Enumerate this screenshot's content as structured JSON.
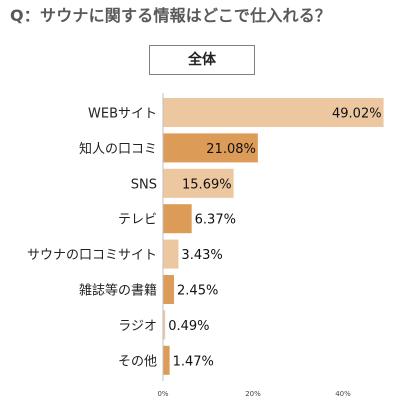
{
  "question": "Q：サウナに関する情報はどこで仕入れる？",
  "subtitle": "全体",
  "chart_data": {
    "type": "bar",
    "orientation": "horizontal",
    "title": "Q：サウナに関する情報はどこで仕入れる？",
    "subtitle": "全体",
    "categories": [
      "WEBサイト",
      "知人の口コミ",
      "SNS",
      "テレビ",
      "サウナの口コミサイト",
      "雑誌等の書籍",
      "ラジオ",
      "その他"
    ],
    "values": [
      49.02,
      21.08,
      15.69,
      6.37,
      3.43,
      2.45,
      0.49,
      1.47
    ],
    "value_labels": [
      "49.02%",
      "21.08%",
      "15.69%",
      "6.37%",
      "3.43%",
      "2.45%",
      "0.49%",
      "1.47%"
    ],
    "xlim": [
      0,
      50
    ],
    "x_ticks": [
      "0%",
      "20%",
      "40%"
    ],
    "x_tick_values": [
      0,
      20,
      40
    ],
    "grid": false,
    "legend": "none",
    "colors": {
      "light": "#edc7a0",
      "dark": "#dd9b58",
      "axis": "#bfbfbf"
    }
  }
}
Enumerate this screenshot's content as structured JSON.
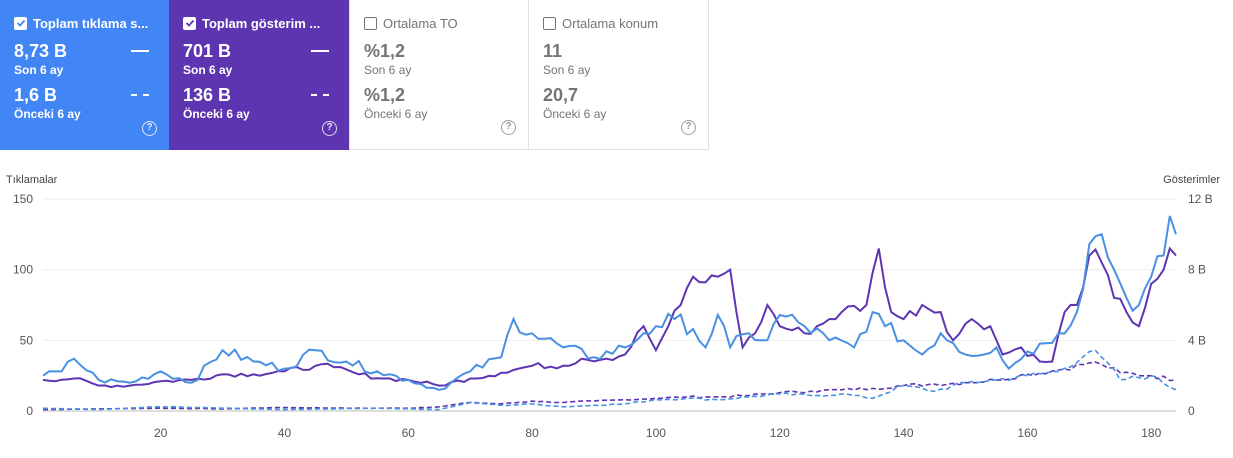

-----

→ SHORT EXERCISE
Copy each line in full and exactly, omitting any picture.

→ FULL RESPONSE
Enumerate this screenshot's content as structured JSON.
{
  "question": "Q：サウナに関する情報はどこで仕入れる？",
  "subtitle": "全体",
  "chart_data": {
    "type": "bar",
    "orientation": "horizontal",
    "title": "Q：サウナに関する情報はどこで仕入れる？",
    "subtitle": "全体",
    "categories": [
      "WEBサイト",
      "知人の口コミ",
      "SNS",
      "テレビ",
      "サウナの口コミサイト",
      "雑誌等の書籍",
      "ラジオ",
      "その他"
    ],
    "values": [
      49.02,
      21.08,
      15.69,
      6.37,
      3.43,
      2.45,
      0.49,
      1.47
    ],
    "value_labels": [
      "49.02%",
      "21.08%",
      "15.69%",
      "6.37%",
      "3.43%",
      "2.45%",
      "0.49%",
      "1.47%"
    ],
    "xlim": [
      0,
      50
    ],
    "x_ticks": [
      "0%",
      "20%",
      "40%"
    ],
    "x_tick_values": [
      0,
      20,
      40
    ],
    "grid": false,
    "legend": "none",
    "colors": {
      "light": "#edc7a0",
      "dark": "#dd9b58",
      "axis": "#bfbfbf"
    }
  }
}
Enumerate this screenshot's content as structured JSON.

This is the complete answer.